-- start of Dataset --
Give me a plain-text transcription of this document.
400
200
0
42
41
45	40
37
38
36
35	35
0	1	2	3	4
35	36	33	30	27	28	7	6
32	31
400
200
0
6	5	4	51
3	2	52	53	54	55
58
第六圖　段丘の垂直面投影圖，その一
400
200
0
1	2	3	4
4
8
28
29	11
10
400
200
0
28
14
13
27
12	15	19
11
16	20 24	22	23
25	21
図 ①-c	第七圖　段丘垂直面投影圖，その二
-- end of Dataset --
-- start of Dataset --
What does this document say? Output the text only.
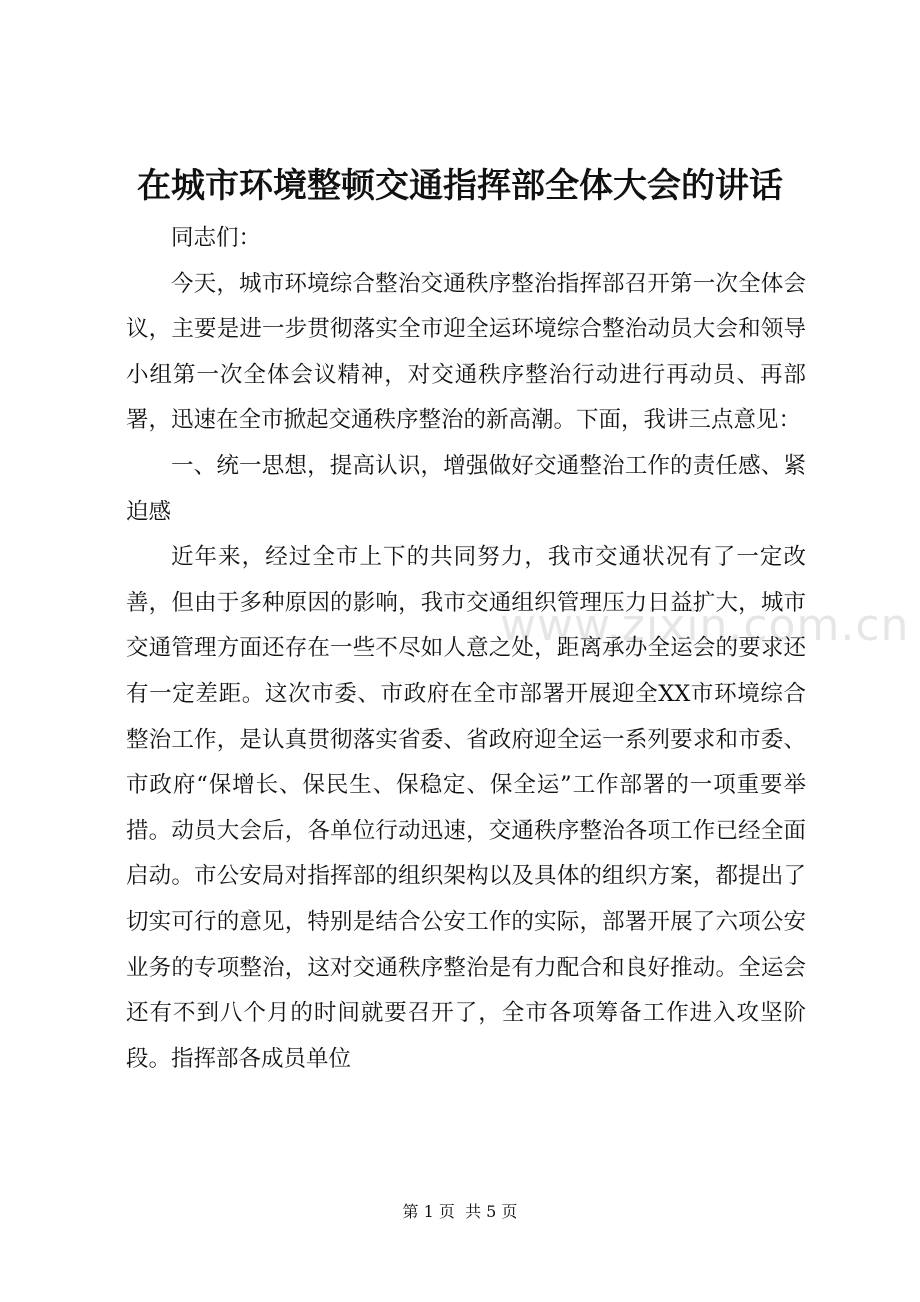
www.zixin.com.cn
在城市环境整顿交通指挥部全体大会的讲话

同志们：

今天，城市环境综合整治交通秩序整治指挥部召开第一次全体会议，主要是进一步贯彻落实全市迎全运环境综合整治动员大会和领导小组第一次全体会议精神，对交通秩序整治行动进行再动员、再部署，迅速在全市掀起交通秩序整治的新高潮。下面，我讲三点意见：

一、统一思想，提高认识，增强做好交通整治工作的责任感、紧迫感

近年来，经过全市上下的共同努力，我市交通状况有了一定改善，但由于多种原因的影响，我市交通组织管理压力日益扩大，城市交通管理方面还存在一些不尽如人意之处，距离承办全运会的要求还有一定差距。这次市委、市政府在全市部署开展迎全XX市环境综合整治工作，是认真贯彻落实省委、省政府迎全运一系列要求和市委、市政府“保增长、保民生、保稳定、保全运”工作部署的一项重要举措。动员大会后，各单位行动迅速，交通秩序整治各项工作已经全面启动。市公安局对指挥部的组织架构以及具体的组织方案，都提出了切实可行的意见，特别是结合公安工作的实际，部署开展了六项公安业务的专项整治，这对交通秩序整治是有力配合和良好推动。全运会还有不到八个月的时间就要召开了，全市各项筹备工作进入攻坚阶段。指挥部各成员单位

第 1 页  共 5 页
-- end of Dataset --
▶ [Task prompt]: Copy in full each line that holds the word "this".

▶ [Answer to the problem]:
Give me a plain-text transcription of this document.
What does this document say? Output the text only.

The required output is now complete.